Цитируемый отрывок =>
5. Марк Туллий Цицерон в трактате “Об обязанностях” (кн. I) приписывает обещаниям столь великую силу, что называет доверие основанием справедливости. Гораций объявляет доверие “сестрой справедливости”, платоники же справедливость нередко называют “истиной”, что Апулей переводит словом “верность” (Апулей, “О Платоне”. Платон, “Государства”, I). Симонид определял справедливость не только как возврат полученного, но и как правдивость в речах.
6. Но для правильного понимания предмета следует тщательно различать три ступени изъявления воли о будущих действиях, которые находятся в нашей власти или же относительно которых предполагается, что они находятся в нашей власти.
Простое утверждение не обязывает
П. Первая ступень есть изъявление существующей в настоящем воли о будущем. Для того чтобы такая воля была свободна от порока, требуется истинное выражение намерения в настоящем, но не сохранение его в дальнейшем. Ибо ведь человеческий дух обладает не только естественной способностью, но также и правом изменять свое намерение. Если же в изменении намерения кроется какой-нибудь порок, как это случается иногда, то он не присущ этому изменению изнутри, но привходит от материи, то есть, стало быть, первоначальное мнение было правильнее.

Исходные строки =>
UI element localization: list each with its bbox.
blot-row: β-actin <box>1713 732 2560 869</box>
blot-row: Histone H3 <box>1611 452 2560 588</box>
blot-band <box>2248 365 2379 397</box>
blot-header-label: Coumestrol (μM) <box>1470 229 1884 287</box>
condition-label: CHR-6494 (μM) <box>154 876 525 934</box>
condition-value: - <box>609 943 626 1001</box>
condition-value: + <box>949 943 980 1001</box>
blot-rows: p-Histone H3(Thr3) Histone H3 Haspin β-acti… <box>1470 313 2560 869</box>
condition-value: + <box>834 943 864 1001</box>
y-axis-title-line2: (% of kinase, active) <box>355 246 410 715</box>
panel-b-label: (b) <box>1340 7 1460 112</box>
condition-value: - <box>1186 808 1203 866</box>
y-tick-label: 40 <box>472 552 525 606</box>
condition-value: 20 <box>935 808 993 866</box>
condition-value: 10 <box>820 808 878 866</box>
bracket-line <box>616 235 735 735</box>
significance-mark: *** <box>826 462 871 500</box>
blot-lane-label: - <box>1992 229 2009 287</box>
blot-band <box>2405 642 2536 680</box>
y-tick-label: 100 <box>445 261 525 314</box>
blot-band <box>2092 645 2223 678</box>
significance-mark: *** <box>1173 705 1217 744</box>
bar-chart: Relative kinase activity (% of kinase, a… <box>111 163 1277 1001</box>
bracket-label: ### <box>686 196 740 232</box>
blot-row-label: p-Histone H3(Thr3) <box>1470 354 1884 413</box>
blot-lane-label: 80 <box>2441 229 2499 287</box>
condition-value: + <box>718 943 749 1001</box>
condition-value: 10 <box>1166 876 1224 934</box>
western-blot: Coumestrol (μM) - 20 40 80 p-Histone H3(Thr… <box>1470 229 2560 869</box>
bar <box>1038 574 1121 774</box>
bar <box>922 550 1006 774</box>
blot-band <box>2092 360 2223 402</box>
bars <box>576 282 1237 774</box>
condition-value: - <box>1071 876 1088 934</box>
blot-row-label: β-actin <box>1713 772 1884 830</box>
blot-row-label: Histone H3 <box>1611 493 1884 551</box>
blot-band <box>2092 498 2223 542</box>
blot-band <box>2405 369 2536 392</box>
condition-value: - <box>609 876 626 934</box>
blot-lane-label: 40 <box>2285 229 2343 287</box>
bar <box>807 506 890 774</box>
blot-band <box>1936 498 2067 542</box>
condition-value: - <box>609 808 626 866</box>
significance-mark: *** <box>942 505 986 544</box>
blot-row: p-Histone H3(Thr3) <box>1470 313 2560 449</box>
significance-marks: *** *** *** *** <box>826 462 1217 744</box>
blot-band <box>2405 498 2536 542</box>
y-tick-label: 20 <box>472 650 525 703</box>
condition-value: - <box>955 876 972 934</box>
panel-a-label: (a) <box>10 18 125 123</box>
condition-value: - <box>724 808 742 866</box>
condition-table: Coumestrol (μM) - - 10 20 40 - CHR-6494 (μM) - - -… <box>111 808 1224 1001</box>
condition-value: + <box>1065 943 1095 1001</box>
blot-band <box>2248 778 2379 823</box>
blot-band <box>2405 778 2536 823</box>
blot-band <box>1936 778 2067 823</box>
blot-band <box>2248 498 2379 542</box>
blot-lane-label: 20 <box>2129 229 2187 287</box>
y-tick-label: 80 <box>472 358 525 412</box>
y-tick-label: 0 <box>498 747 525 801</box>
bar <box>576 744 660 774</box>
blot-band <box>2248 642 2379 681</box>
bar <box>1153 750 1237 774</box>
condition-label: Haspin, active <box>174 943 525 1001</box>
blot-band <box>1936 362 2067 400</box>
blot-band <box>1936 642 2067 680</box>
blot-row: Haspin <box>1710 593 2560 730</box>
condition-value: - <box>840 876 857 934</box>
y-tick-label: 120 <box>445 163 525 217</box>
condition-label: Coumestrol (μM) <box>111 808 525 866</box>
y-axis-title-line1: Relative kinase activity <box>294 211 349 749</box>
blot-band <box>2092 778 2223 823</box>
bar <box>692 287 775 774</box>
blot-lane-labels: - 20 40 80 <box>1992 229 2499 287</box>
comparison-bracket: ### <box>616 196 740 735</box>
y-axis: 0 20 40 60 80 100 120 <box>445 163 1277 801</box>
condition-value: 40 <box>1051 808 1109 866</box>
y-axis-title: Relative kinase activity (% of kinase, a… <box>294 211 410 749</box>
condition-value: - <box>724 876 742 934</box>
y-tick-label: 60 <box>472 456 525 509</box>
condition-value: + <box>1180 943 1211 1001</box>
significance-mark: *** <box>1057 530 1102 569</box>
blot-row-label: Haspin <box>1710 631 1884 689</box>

Задание 1 =>
Определите, согласуется ли с отрывком об обещаниях каждое из утверждений (a), (b), (c). Ответьте «да» или «нет» и приведите точную цитату из отрывка, которая это решает.
(a) Гораций называет доверие «сестрой справедливости».
(b) Симонид определял справедливость только как возврат полученного.
(c) Для первой ступени изъявления воли требуется сохранение намерения в дальнейшем.
Задание 2 => Продолжите, пожалуйста, отрывок об обещаниях, начав сразу после его последнего предложения.
Строки служат отдельным материалом и не относятся к отрывку об обещаниях.

Ответ 1 =>
(a) Да: «Гораций объявляет доверие “сестрой справедливости”».
(b) Нет: «Симонид определял справедливость не только как возврат полученного, но и как правдивость в речах».
(c) Нет: «требуется истинное выражение намерения в настоящем, но не сохранение его в дальнейшем».

Ответ 2 =>
Простое предложение порождает естественную обязанность, но отсюда для другого не возникает права
III. Вторая ступень имеет место, когда воля сама определяет себя на будущее с достаточно ясным выражением, свидетельствующим о готовности упорствовать в своем намерении. Это также может называться обещанием, которое и независимо от внутригосударственного закона налагает обязательства безусловно или же под условием, но не дает еще другому права в собственном смысле. Нередко случается, что обязательство у нас имеется, но у другого нет никакого права, как, например, это обнаруживается в обязанностях милосердия и воздаяния благодарности, с которыми сходен долг постоянства и верности.
Таким образом, в силу такого обещания на имущество давшего обещание не может быть обращено взыскание и сам обещавший не может быть по естественному праву принужден к соблюдению обещания.
Что представляет собой обещание, из которого возникает права для другого лица?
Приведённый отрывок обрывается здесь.